→ What you should do
Copy the records below, from the line containing "Read all visible content and emit it as JSON." through the last line; leave out pictures.

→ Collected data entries
+++
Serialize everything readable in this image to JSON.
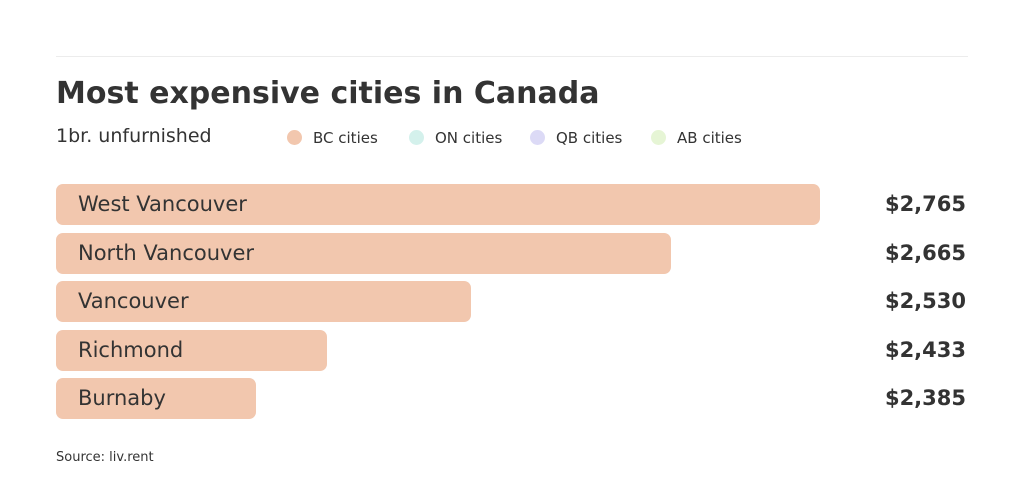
{
  "chart_data": {
    "type": "bar",
    "orientation": "horizontal",
    "title": "Most expensive cities in Canada",
    "subtitle": "1br. unfurnished",
    "legend": {
      "placement": "top",
      "entries": [
        {
          "label": "BC cities",
          "color": "#f2c7ae"
        },
        {
          "label": "ON cities",
          "color": "#d4f1ec"
        },
        {
          "label": "QB cities",
          "color": "#dcdaf6"
        },
        {
          "label": "AB cities",
          "color": "#e6f5d5"
        }
      ]
    },
    "categories": [
      "West Vancouver",
      "North Vancouver",
      "Vancouver",
      "Richmond",
      "Burnaby"
    ],
    "values": [
      2765,
      2665,
      2530,
      2433,
      2385
    ],
    "value_labels": [
      "$2,765",
      "$2,665",
      "$2,530",
      "$2,433",
      "$2,385"
    ],
    "groups": [
      "BC cities",
      "BC cities",
      "BC cities",
      "BC cities",
      "BC cities"
    ],
    "xlim": [
      2250,
      2780
    ],
    "grid": false,
    "source": "Source: liv.rent"
  }
}
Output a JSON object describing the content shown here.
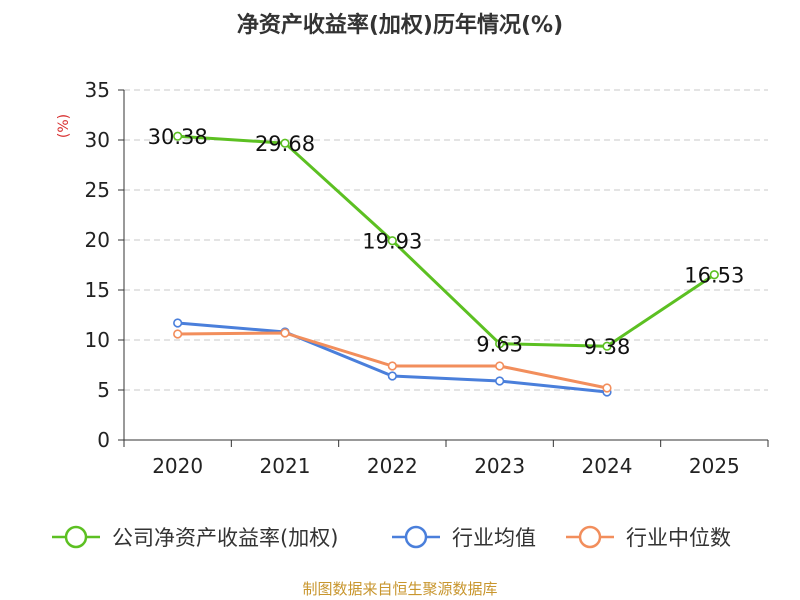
{
  "chart_data": {
    "type": "line",
    "title": "净资产收益率(加权)历年情况(%)",
    "ylabel": "(%)",
    "xlabel": "",
    "categories": [
      "2020",
      "2021",
      "2022",
      "2023",
      "2024",
      "2025"
    ],
    "ylim": [
      0,
      35
    ],
    "yticks": [
      0,
      5,
      10,
      15,
      20,
      25,
      30,
      35
    ],
    "grid": true,
    "legend_position": "bottom",
    "series": [
      {
        "name": "公司净资产收益率(加权)",
        "color": "#5cc022",
        "values": [
          30.38,
          29.68,
          19.93,
          9.63,
          9.38,
          16.53
        ],
        "labels": [
          "30.38",
          "29.68",
          "19.93",
          "9.63",
          "9.38",
          "16.53"
        ]
      },
      {
        "name": "行业均值",
        "color": "#4a7fdb",
        "values": [
          11.7,
          10.8,
          6.4,
          5.9,
          4.8,
          null
        ]
      },
      {
        "name": "行业中位数",
        "color": "#f28e5c",
        "values": [
          10.6,
          10.7,
          7.4,
          7.4,
          5.2,
          null
        ]
      }
    ],
    "source": "制图数据来自恒生聚源数据库",
    "source_color": "#c8962e",
    "ylabel_color": "#d83030"
  }
}
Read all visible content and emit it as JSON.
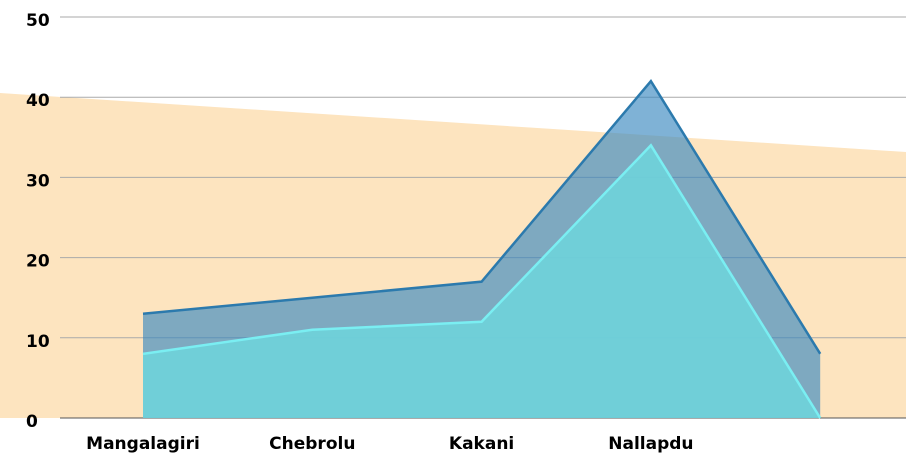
{
  "chart_data": {
    "type": "area",
    "categories": [
      "Mangalagiri",
      "Chebrolu",
      "Kakani",
      "Nallapdu",
      null
    ],
    "series": [
      {
        "color": "#3a88c0",
        "values": [
          13,
          15,
          17,
          42,
          8
        ]
      },
      {
        "color": "#6fd3da",
        "values": [
          8,
          11,
          12,
          34,
          0
        ]
      }
    ],
    "ylim": [
      0,
      50
    ],
    "yticks": [
      0,
      10,
      20,
      30,
      40,
      50
    ],
    "grid": true
  }
}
+++
→ Finished task
Read all visible content and emit it as JSON.
{
  "chart_data": {
    "type": "area",
    "categories": [
      "Mangalagiri",
      "Chebrolu",
      "Kakani",
      "Nallapdu",
      null
    ],
    "series": [
      {
        "color": "#3a88c0",
        "values": [
          13,
          15,
          17,
          42,
          8
        ]
      },
      {
        "color": "#6fd3da",
        "values": [
          8,
          11,
          12,
          34,
          0
        ]
      }
    ],
    "ylim": [
      0,
      50
    ],
    "yticks": [
      0,
      10,
      20,
      30,
      40,
      50
    ],
    "grid": true
  }
}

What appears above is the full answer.